— Start Record extracts —

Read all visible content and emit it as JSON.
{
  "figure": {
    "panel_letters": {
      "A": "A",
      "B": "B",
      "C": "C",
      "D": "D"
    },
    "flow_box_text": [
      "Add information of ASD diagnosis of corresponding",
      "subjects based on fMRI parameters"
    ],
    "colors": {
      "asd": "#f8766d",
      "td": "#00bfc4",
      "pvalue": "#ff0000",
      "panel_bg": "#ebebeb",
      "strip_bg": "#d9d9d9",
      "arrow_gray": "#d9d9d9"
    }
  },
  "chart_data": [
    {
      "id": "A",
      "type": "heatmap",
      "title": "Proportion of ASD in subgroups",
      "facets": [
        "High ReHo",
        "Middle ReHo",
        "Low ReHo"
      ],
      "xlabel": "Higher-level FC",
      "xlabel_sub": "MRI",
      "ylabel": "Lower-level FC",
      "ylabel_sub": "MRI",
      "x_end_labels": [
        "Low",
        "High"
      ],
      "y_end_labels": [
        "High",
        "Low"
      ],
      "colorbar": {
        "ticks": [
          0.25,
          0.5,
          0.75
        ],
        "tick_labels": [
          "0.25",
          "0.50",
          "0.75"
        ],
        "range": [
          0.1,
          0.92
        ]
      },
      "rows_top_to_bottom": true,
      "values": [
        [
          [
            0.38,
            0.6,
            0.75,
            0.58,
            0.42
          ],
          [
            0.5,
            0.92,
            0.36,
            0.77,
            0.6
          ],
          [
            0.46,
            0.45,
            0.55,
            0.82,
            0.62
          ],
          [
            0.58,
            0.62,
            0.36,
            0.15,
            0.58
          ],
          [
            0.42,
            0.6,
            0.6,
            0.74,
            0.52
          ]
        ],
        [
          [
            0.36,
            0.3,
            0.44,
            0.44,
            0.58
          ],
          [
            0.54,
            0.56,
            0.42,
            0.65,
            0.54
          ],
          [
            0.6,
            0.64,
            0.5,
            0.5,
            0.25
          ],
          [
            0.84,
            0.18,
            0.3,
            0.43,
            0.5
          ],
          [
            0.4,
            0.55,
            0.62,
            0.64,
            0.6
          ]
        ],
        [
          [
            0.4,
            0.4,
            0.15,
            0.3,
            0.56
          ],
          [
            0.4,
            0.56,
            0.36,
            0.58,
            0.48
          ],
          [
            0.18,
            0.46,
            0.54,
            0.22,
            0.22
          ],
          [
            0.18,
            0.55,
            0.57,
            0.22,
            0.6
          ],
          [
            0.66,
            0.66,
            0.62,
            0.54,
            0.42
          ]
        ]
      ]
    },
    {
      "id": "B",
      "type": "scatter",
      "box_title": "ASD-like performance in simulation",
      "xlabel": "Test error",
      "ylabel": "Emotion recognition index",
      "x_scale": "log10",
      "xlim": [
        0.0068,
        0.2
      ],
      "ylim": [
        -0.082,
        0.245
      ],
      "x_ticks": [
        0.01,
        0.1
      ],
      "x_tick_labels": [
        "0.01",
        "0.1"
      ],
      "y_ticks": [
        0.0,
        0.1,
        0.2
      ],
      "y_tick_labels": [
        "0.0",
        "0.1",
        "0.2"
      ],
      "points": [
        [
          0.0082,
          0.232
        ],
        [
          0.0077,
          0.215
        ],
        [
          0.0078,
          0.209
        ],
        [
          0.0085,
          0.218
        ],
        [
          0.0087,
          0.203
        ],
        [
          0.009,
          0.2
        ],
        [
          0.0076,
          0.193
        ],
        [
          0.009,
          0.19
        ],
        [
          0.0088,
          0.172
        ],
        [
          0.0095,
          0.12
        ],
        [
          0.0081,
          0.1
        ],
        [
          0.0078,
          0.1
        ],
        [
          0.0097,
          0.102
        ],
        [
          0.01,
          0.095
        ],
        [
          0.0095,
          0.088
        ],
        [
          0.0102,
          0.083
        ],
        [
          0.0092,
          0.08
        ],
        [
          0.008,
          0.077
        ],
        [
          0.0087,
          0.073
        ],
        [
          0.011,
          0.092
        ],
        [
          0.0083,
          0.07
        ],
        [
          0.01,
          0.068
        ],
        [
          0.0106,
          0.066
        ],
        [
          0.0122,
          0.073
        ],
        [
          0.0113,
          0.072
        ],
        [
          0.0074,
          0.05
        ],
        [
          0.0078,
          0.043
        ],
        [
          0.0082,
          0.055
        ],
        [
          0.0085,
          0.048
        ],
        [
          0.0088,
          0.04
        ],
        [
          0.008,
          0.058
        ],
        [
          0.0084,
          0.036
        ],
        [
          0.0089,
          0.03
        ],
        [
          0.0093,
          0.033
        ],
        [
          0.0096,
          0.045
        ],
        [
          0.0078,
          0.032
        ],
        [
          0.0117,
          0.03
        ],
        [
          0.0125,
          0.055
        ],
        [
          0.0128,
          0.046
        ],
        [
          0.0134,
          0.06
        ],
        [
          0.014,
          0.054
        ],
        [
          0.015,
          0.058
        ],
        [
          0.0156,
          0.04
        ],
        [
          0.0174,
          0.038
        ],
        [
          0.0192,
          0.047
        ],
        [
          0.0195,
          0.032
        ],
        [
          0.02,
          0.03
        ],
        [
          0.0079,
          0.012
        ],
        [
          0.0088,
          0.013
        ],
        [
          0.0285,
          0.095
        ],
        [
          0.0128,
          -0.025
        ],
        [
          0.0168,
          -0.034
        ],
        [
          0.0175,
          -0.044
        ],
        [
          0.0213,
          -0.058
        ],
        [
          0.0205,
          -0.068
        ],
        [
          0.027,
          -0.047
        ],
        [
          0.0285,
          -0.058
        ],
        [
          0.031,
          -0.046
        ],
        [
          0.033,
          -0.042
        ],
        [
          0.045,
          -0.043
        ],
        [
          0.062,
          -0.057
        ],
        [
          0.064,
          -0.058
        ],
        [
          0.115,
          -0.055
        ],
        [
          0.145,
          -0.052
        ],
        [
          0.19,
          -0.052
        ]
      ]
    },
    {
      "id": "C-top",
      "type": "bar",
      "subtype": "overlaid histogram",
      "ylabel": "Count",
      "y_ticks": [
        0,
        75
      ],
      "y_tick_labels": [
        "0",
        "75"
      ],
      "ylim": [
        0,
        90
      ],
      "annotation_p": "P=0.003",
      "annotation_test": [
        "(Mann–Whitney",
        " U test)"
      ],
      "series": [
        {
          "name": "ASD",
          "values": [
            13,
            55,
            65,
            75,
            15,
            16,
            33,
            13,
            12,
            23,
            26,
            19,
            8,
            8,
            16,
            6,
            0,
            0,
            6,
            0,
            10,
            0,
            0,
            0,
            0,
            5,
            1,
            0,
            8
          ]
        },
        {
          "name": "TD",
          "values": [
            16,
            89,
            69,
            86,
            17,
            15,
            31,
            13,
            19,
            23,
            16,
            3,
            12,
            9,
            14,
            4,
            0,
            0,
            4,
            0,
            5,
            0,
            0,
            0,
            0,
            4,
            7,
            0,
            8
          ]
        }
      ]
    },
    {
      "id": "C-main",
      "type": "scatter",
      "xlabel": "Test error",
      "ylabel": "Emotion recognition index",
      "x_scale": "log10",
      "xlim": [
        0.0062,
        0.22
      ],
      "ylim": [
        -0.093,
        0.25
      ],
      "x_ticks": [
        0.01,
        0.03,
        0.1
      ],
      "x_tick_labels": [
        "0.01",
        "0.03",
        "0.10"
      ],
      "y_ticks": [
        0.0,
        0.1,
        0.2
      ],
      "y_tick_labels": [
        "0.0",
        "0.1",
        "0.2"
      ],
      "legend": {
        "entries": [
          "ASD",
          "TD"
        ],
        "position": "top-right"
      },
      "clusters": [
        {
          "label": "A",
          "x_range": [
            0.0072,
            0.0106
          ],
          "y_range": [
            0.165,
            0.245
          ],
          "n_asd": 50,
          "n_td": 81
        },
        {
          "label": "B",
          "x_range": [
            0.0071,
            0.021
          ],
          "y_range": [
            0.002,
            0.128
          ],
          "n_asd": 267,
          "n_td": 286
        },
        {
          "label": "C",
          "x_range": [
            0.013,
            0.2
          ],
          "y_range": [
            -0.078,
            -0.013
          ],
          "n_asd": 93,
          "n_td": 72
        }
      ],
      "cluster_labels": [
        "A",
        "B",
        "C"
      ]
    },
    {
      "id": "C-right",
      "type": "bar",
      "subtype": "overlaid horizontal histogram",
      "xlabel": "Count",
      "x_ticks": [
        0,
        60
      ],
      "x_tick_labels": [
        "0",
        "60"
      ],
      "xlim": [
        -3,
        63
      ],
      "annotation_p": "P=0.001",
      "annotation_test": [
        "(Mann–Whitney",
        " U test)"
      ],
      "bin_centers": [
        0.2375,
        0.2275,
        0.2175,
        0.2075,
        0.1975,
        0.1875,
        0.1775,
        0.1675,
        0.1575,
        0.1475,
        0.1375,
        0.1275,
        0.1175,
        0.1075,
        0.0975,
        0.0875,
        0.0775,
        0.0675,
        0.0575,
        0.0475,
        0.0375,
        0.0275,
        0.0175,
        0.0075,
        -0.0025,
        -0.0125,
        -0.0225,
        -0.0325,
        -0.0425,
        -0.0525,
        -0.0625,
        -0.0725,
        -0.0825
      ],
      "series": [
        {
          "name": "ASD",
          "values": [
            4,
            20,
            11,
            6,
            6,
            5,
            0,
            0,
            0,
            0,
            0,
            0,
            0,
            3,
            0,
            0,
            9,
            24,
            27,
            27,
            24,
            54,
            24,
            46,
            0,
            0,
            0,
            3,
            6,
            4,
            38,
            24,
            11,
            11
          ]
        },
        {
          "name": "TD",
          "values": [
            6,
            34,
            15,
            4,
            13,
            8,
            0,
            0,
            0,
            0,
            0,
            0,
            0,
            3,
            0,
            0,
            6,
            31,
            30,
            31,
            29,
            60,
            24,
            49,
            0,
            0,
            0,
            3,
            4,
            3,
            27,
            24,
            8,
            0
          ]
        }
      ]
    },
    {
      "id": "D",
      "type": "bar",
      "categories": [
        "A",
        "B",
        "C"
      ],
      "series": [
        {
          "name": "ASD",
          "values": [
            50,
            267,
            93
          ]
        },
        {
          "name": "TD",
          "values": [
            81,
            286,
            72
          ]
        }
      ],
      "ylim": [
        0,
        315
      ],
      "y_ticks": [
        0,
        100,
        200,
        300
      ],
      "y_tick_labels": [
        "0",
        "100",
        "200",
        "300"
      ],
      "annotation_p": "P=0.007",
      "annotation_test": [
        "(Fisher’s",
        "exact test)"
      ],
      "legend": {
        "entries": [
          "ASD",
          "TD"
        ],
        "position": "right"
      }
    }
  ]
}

— End Record extracts —

Gather up the lines containing the word "right" from these records and copy them.

        "position": "top-right"
      "id": "C-right",
        "position": "right"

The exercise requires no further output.